== Task requirements ==
Reproduce the full listing below unchanged, apart from the pictures.

— BEGIN —

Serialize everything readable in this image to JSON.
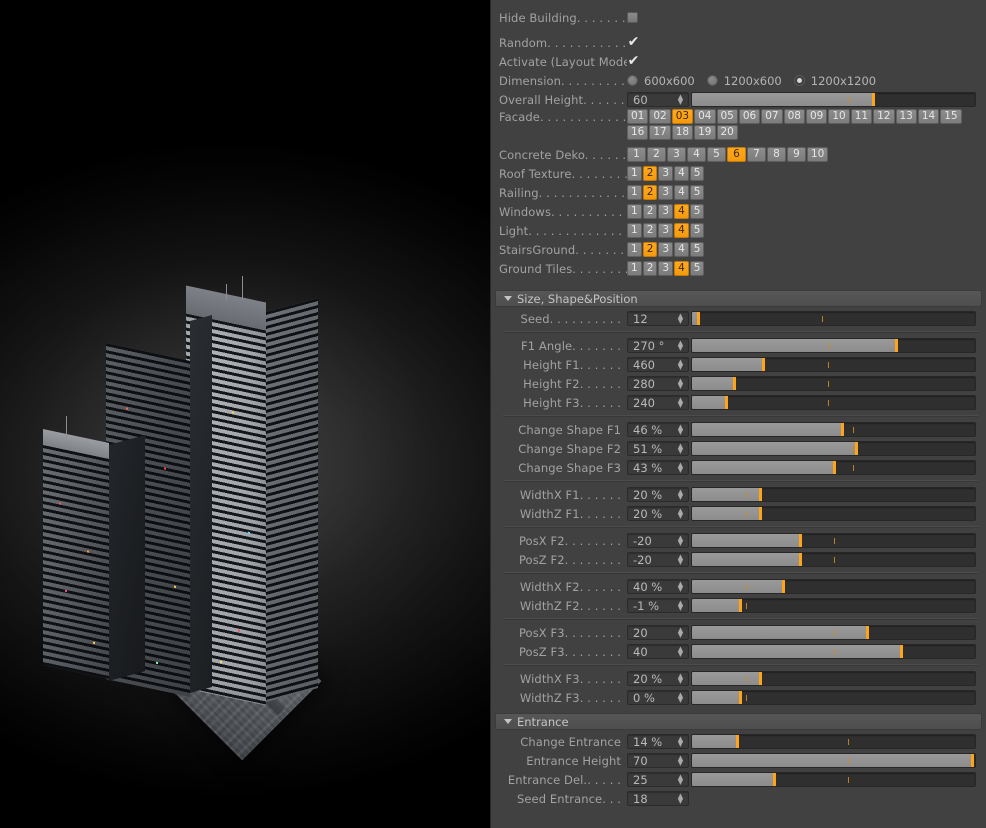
{
  "viewport": {
    "name": "3d-render-viewport",
    "description": "Dark 3D viewport showing a procedurally generated group of skyscrapers standing on a textured city block ground plane"
  },
  "panel": {
    "top_group": {
      "hide_building": {
        "label": "Hide Building",
        "dots": ". . . . . . . .",
        "checked": false
      },
      "random": {
        "label": "Random",
        "dots": ". . . . . . . . . . . .",
        "checked": true
      },
      "activate": {
        "label": "Activate (Layout Mode)",
        "dots": "",
        "checked": true
      },
      "dimension": {
        "label": "Dimension",
        "dots": ". . . . . . . . . . .",
        "options": [
          "600x600",
          "1200x600",
          "1200x1200"
        ],
        "selected": "1200x1200"
      },
      "overall_height": {
        "label": "Overall Height",
        "dots": ". . . . . . . .",
        "value": "60",
        "fill_pct": 64,
        "mid_pct": 55
      },
      "facade": {
        "label": "Facade",
        "dots": ". . . . . . . . . . . . .",
        "buttons": [
          "01",
          "02",
          "03",
          "04",
          "05",
          "06",
          "07",
          "08",
          "09",
          "10",
          "11",
          "12",
          "13",
          "14",
          "15",
          "16",
          "17",
          "18",
          "19",
          "20"
        ],
        "selected": "03"
      },
      "concrete_deko": {
        "label": "Concrete Deko",
        "dots": ". . . . . . . .",
        "buttons": [
          "1",
          "2",
          "3",
          "4",
          "5",
          "6",
          "7",
          "8",
          "9",
          "10"
        ],
        "selected": "6"
      },
      "roof_texture": {
        "label": "Roof Texture",
        "dots": ". . . . . . . . .",
        "buttons": [
          "1",
          "2",
          "3",
          "4",
          "5"
        ],
        "selected": "2"
      },
      "railing": {
        "label": "Railing",
        "dots": ". . . . . . . . . . . . .",
        "buttons": [
          "1",
          "2",
          "3",
          "4",
          "5"
        ],
        "selected": "2"
      },
      "windows": {
        "label": "Windows",
        "dots": ". . . . . . . . . . .",
        "buttons": [
          "1",
          "2",
          "3",
          "4",
          "5"
        ],
        "selected": "4"
      },
      "light": {
        "label": "Light",
        "dots": ". . . . . . . . . . . . . .",
        "buttons": [
          "1",
          "2",
          "3",
          "4",
          "5"
        ],
        "selected": "4"
      },
      "stairs_ground": {
        "label": "StairsGround",
        "dots": ". . . . . . . .",
        "buttons": [
          "1",
          "2",
          "3",
          "4",
          "5"
        ],
        "selected": "2"
      },
      "ground_tiles": {
        "label": "Ground Tiles",
        "dots": ". . . . . . . .",
        "buttons": [
          "1",
          "2",
          "3",
          "4",
          "5"
        ],
        "selected": "4"
      }
    },
    "size_shape_position": {
      "title": "Size, Shape&Position",
      "rows": [
        {
          "label": "Seed",
          "dots": ". . . . . . . . . .",
          "value": "12",
          "fill_pct": 2,
          "mid_pct": 46
        },
        {
          "label": "F1 Angle",
          "dots": ". . . . . . .",
          "value": "270 °",
          "fill_pct": 72,
          "mid_pct": 48
        },
        {
          "label": "Height F1",
          "dots": ". . . . . .",
          "value": "460",
          "fill_pct": 25,
          "mid_pct": 48
        },
        {
          "label": "Height F2",
          "dots": ". . . . . .",
          "value": "280",
          "fill_pct": 15,
          "mid_pct": 48
        },
        {
          "label": "Height F3",
          "dots": ". . . . . .",
          "value": "240",
          "fill_pct": 12,
          "mid_pct": 48
        },
        {
          "label": "Change Shape F1",
          "dots": "",
          "value": "46 %",
          "fill_pct": 53,
          "mid_pct": 57
        },
        {
          "label": "Change Shape F2",
          "dots": "",
          "value": "51 %",
          "fill_pct": 58,
          "mid_pct": 57
        },
        {
          "label": "Change Shape F3",
          "dots": "",
          "value": "43 %",
          "fill_pct": 50,
          "mid_pct": 57
        },
        {
          "label": "WidthX F1",
          "dots": ". . . . . .",
          "value": "20 %",
          "fill_pct": 24,
          "mid_pct": 19
        },
        {
          "label": "WidthZ F1",
          "dots": ". . . . . .",
          "value": "20 %",
          "fill_pct": 24,
          "mid_pct": 19
        },
        {
          "label": "PosX F2",
          "dots": ". . . . . . . .",
          "value": "-20",
          "fill_pct": 38,
          "mid_pct": 50
        },
        {
          "label": "PosZ F2",
          "dots": ". . . . . . . .",
          "value": "-20",
          "fill_pct": 38,
          "mid_pct": 50
        },
        {
          "label": "WidthX F2",
          "dots": ". . . . . .",
          "value": "40 %",
          "fill_pct": 32,
          "mid_pct": 19
        },
        {
          "label": "WidthZ F2",
          "dots": ". . . . . .",
          "value": "-1 %",
          "fill_pct": 17,
          "mid_pct": 19
        },
        {
          "label": "PosX F3",
          "dots": ". . . . . . . .",
          "value": "20",
          "fill_pct": 62,
          "mid_pct": 50
        },
        {
          "label": "PosZ F3",
          "dots": ". . . . . . . .",
          "value": "40",
          "fill_pct": 74,
          "mid_pct": 50
        },
        {
          "label": "WidthX F3",
          "dots": ". . . . . .",
          "value": "20 %",
          "fill_pct": 24,
          "mid_pct": 19
        },
        {
          "label": "WidthZ F3",
          "dots": ". . . . . .",
          "value": "0 %",
          "fill_pct": 17,
          "mid_pct": 19
        }
      ]
    },
    "entrance": {
      "title": "Entrance",
      "rows": [
        {
          "label": "Change Entrance",
          "dots": "",
          "value": "14 %",
          "fill_pct": 16,
          "mid_pct": 55,
          "has_slider": true
        },
        {
          "label": "Entrance Height",
          "dots": "",
          "value": "70",
          "fill_pct": 99,
          "mid_pct": 55,
          "has_slider": true
        },
        {
          "label": "Entrance Del.",
          "dots": ". . . . .",
          "value": "25",
          "fill_pct": 29,
          "mid_pct": 55,
          "has_slider": true
        },
        {
          "label": "Seed Entrance",
          "dots": ". . .",
          "value": "18",
          "fill_pct": 0,
          "mid_pct": 0,
          "has_slider": false
        }
      ]
    }
  },
  "colors": {
    "panel_bg": "#414141",
    "accent_orange": "#ffa317",
    "button_gray": "#8c8c8c",
    "slider_fill": "#949494",
    "slider_track": "#2f2f2f",
    "label_text": "#a2a2a2"
  }
}
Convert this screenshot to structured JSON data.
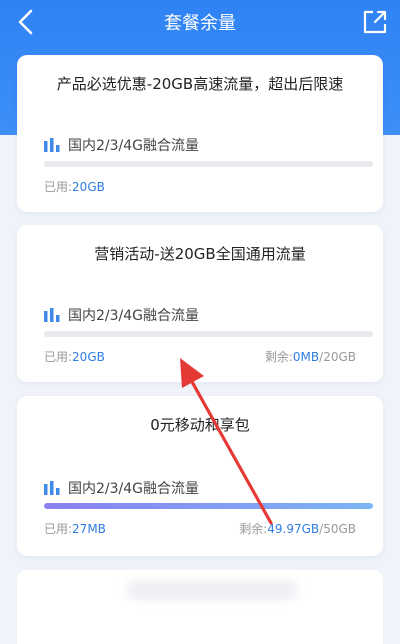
{
  "nav": {
    "title": "套餐余量",
    "back_icon": "chevron-left-icon",
    "share_icon": "share-external-icon"
  },
  "colors": {
    "header_blue": "#2f82f4",
    "value_blue": "#2f7ee5",
    "bar_gradient_start": "#8a7ff2",
    "bar_gradient_end": "#7bb6f5",
    "track_gray": "#e8eaee",
    "arrow_red": "#e53935"
  },
  "cards": [
    {
      "title": "产品必选优惠-20GB高速流量，超出后限速",
      "label": "国内2/3/4G融合流量",
      "used_prefix": "已用:",
      "used_value": "20GB",
      "progress": 0
    },
    {
      "title": "营销活动-送20GB全国通用流量",
      "label": "国内2/3/4G融合流量",
      "used_prefix": "已用:",
      "used_value": "20GB",
      "remain_prefix": "剩余:",
      "remain_value": "0MB",
      "remain_total": "/20GB",
      "progress": 0
    },
    {
      "title": "0元移动和享包",
      "label": "国内2/3/4G融合流量",
      "used_prefix": "已用:",
      "used_value": "27MB",
      "remain_prefix": "剩余:",
      "remain_value": "49.97GB",
      "remain_total": "/50GB",
      "progress": 0.9995
    }
  ]
}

— END —

== Solution ==
Serialize everything readable in this image to JSON.
{
  "viewport": {
    "name": "3d-render-viewport",
    "description": "Dark 3D viewport showing a procedurally generated group of skyscrapers standing on a textured city block ground plane"
  },
  "panel": {
    "top_group": {
      "hide_building": {
        "label": "Hide Building",
        "dots": ". . . . . . . .",
        "checked": false
      },
      "random": {
        "label": "Random",
        "dots": ". . . . . . . . . . . .",
        "checked": true
      },
      "activate": {
        "label": "Activate (Layout Mode)",
        "dots": "",
        "checked": true
      },
      "dimension": {
        "label": "Dimension",
        "dots": ". . . . . . . . . . .",
        "options": [
          "600x600",
          "1200x600",
          "1200x1200"
        ],
        "selected": "1200x1200"
      },
      "overall_height": {
        "label": "Overall Height",
        "dots": ". . . . . . . .",
        "value": "60",
        "fill_pct": 64,
        "mid_pct": 55
      },
      "facade": {
        "label": "Facade",
        "dots": ". . . . . . . . . . . . .",
        "buttons": [
          "01",
          "02",
          "03",
          "04",
          "05",
          "06",
          "07",
          "08",
          "09",
          "10",
          "11",
          "12",
          "13",
          "14",
          "15",
          "16",
          "17",
          "18",
          "19",
          "20"
        ],
        "selected": "03"
      },
      "concrete_deko": {
        "label": "Concrete Deko",
        "dots": ". . . . . . . .",
        "buttons": [
          "1",
          "2",
          "3",
          "4",
          "5",
          "6",
          "7",
          "8",
          "9",
          "10"
        ],
        "selected": "6"
      },
      "roof_texture": {
        "label": "Roof Texture",
        "dots": ". . . . . . . . .",
        "buttons": [
          "1",
          "2",
          "3",
          "4",
          "5"
        ],
        "selected": "2"
      },
      "railing": {
        "label": "Railing",
        "dots": ". . . . . . . . . . . . .",
        "buttons": [
          "1",
          "2",
          "3",
          "4",
          "5"
        ],
        "selected": "2"
      },
      "windows": {
        "label": "Windows",
        "dots": ". . . . . . . . . . .",
        "buttons": [
          "1",
          "2",
          "3",
          "4",
          "5"
        ],
        "selected": "4"
      },
      "light": {
        "label": "Light",
        "dots": ". . . . . . . . . . . . . .",
        "buttons": [
          "1",
          "2",
          "3",
          "4",
          "5"
        ],
        "selected": "4"
      },
      "stairs_ground": {
        "label": "StairsGround",
        "dots": ". . . . . . . .",
        "buttons": [
          "1",
          "2",
          "3",
          "4",
          "5"
        ],
        "selected": "2"
      },
      "ground_tiles": {
        "label": "Ground Tiles",
        "dots": ". . . . . . . .",
        "buttons": [
          "1",
          "2",
          "3",
          "4",
          "5"
        ],
        "selected": "4"
      }
    },
    "size_shape_position": {
      "title": "Size, Shape&Position",
      "rows": [
        {
          "label": "Seed",
          "dots": ". . . . . . . . . .",
          "value": "12",
          "fill_pct": 2,
          "mid_pct": 46
        },
        {
          "label": "F1 Angle",
          "dots": ". . . . . . .",
          "value": "270 °",
          "fill_pct": 72,
          "mid_pct": 48
        },
        {
          "label": "Height F1",
          "dots": ". . . . . .",
          "value": "460",
          "fill_pct": 25,
          "mid_pct": 48
        },
        {
          "label": "Height F2",
          "dots": ". . . . . .",
          "value": "280",
          "fill_pct": 15,
          "mid_pct": 48
        },
        {
          "label": "Height F3",
          "dots": ". . . . . .",
          "value": "240",
          "fill_pct": 12,
          "mid_pct": 48
        },
        {
          "label": "Change Shape F1",
          "dots": "",
          "value": "46 %",
          "fill_pct": 53,
          "mid_pct": 57
        },
        {
          "label": "Change Shape F2",
          "dots": "",
          "value": "51 %",
          "fill_pct": 58,
          "mid_pct": 57
        },
        {
          "label": "Change Shape F3",
          "dots": "",
          "value": "43 %",
          "fill_pct": 50,
          "mid_pct": 57
        },
        {
          "label": "WidthX F1",
          "dots": ". . . . . .",
          "value": "20 %",
          "fill_pct": 24,
          "mid_pct": 19
        },
        {
          "label": "WidthZ F1",
          "dots": ". . . . . .",
          "value": "20 %",
          "fill_pct": 24,
          "mid_pct": 19
        },
        {
          "label": "PosX F2",
          "dots": ". . . . . . . .",
          "value": "-20",
          "fill_pct": 38,
          "mid_pct": 50
        },
        {
          "label": "PosZ F2",
          "dots": ". . . . . . . .",
          "value": "-20",
          "fill_pct": 38,
          "mid_pct": 50
        },
        {
          "label": "WidthX F2",
          "dots": ". . . . . .",
          "value": "40 %",
          "fill_pct": 32,
          "mid_pct": 19
        },
        {
          "label": "WidthZ F2",
          "dots": ". . . . . .",
          "value": "-1 %",
          "fill_pct": 17,
          "mid_pct": 19
        },
        {
          "label": "PosX F3",
          "dots": ". . . . . . . .",
          "value": "20",
          "fill_pct": 62,
          "mid_pct": 50
        },
        {
          "label": "PosZ F3",
          "dots": ". . . . . . . .",
          "value": "40",
          "fill_pct": 74,
          "mid_pct": 50
        },
        {
          "label": "WidthX F3",
          "dots": ". . . . . .",
          "value": "20 %",
          "fill_pct": 24,
          "mid_pct": 19
        },
        {
          "label": "WidthZ F3",
          "dots": ". . . . . .",
          "value": "0 %",
          "fill_pct": 17,
          "mid_pct": 19
        }
      ]
    },
    "entrance": {
      "title": "Entrance",
      "rows": [
        {
          "label": "Change Entrance",
          "dots": "",
          "value": "14 %",
          "fill_pct": 16,
          "mid_pct": 55,
          "has_slider": true
        },
        {
          "label": "Entrance Height",
          "dots": "",
          "value": "70",
          "fill_pct": 99,
          "mid_pct": 55,
          "has_slider": true
        },
        {
          "label": "Entrance Del.",
          "dots": ". . . . .",
          "value": "25",
          "fill_pct": 29,
          "mid_pct": 55,
          "has_slider": true
        },
        {
          "label": "Seed Entrance",
          "dots": ". . .",
          "value": "18",
          "fill_pct": 0,
          "mid_pct": 0,
          "has_slider": false
        }
      ]
    }
  },
  "colors": {
    "panel_bg": "#414141",
    "accent_orange": "#ffa317",
    "button_gray": "#8c8c8c",
    "slider_fill": "#949494",
    "slider_track": "#2f2f2f",
    "label_text": "#a2a2a2"
  }
}
Convert this screenshot to structured JSON data.
{
  "nav": {
    "title": "套餐余量",
    "back_icon": "chevron-left-icon",
    "share_icon": "share-external-icon"
  },
  "colors": {
    "header_blue": "#2f82f4",
    "value_blue": "#2f7ee5",
    "bar_gradient_start": "#8a7ff2",
    "bar_gradient_end": "#7bb6f5",
    "track_gray": "#e8eaee",
    "arrow_red": "#e53935"
  },
  "cards": [
    {
      "title": "产品必选优惠-20GB高速流量，超出后限速",
      "label": "国内2/3/4G融合流量",
      "used_prefix": "已用:",
      "used_value": "20GB",
      "progress": 0
    },
    {
      "title": "营销活动-送20GB全国通用流量",
      "label": "国内2/3/4G融合流量",
      "used_prefix": "已用:",
      "used_value": "20GB",
      "remain_prefix": "剩余:",
      "remain_value": "0MB",
      "remain_total": "/20GB",
      "progress": 0
    },
    {
      "title": "0元移动和享包",
      "label": "国内2/3/4G融合流量",
      "used_prefix": "已用:",
      "used_value": "27MB",
      "remain_prefix": "剩余:",
      "remain_value": "49.97GB",
      "remain_total": "/50GB",
      "progress": 0.9995
    }
  ]
}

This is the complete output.